Description of the task =
Please copy every line of the records below that holds the word "name".

Material for this task =
"""

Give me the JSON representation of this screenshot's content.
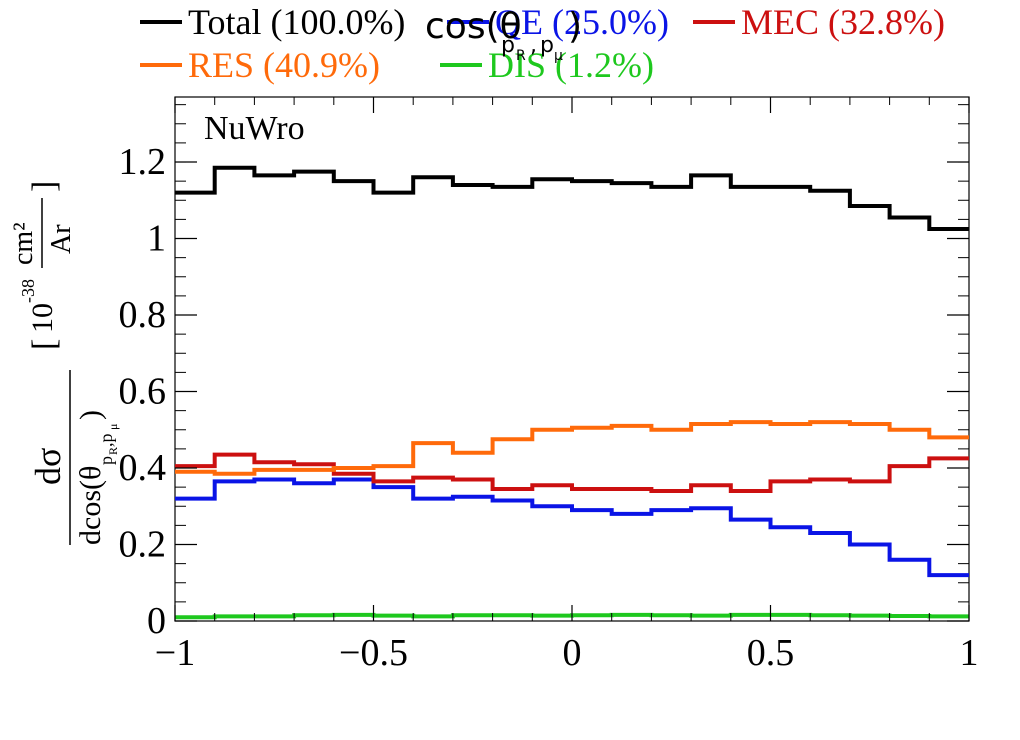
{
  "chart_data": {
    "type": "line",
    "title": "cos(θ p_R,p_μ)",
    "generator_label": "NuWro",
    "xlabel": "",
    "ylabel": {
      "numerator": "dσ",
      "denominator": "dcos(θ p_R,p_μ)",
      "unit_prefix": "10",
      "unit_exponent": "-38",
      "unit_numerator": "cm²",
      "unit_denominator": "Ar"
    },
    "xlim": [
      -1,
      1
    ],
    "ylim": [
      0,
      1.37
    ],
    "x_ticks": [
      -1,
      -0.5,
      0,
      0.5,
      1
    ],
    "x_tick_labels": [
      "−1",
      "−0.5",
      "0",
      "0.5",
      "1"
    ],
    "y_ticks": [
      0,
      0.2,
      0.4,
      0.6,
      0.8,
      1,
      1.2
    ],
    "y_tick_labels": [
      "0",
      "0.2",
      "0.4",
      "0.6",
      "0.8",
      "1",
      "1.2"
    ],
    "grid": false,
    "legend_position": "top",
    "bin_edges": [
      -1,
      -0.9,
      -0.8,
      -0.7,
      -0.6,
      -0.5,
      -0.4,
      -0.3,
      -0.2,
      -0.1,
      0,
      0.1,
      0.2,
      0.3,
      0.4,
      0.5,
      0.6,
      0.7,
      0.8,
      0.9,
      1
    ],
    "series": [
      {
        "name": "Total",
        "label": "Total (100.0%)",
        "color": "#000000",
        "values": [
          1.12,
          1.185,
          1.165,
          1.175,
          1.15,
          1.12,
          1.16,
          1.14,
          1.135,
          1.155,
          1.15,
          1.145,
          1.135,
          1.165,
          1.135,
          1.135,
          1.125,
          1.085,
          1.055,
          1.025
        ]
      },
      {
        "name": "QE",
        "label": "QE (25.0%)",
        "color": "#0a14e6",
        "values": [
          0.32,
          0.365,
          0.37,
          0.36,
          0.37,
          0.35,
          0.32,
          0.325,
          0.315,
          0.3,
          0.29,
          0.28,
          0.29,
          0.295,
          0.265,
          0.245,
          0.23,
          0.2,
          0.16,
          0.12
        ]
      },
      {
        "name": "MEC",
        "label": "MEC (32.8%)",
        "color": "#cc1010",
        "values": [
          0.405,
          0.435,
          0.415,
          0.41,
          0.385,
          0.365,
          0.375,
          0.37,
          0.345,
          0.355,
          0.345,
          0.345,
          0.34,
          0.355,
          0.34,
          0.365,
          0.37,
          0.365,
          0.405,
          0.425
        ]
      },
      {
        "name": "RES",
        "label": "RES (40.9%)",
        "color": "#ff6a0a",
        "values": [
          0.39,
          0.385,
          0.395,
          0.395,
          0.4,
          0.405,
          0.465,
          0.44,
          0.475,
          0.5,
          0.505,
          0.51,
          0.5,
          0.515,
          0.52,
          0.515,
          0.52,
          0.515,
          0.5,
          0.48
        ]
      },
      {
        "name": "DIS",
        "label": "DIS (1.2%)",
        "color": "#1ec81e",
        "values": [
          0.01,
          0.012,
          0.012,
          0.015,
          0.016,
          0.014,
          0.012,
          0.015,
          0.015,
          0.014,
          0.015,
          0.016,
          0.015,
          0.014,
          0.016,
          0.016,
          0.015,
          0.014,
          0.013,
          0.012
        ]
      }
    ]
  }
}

"""

Exercise result =
        "name": "Total",
        "name": "QE",
        "name": "MEC",
        "name": "RES",
        "name": "DIS",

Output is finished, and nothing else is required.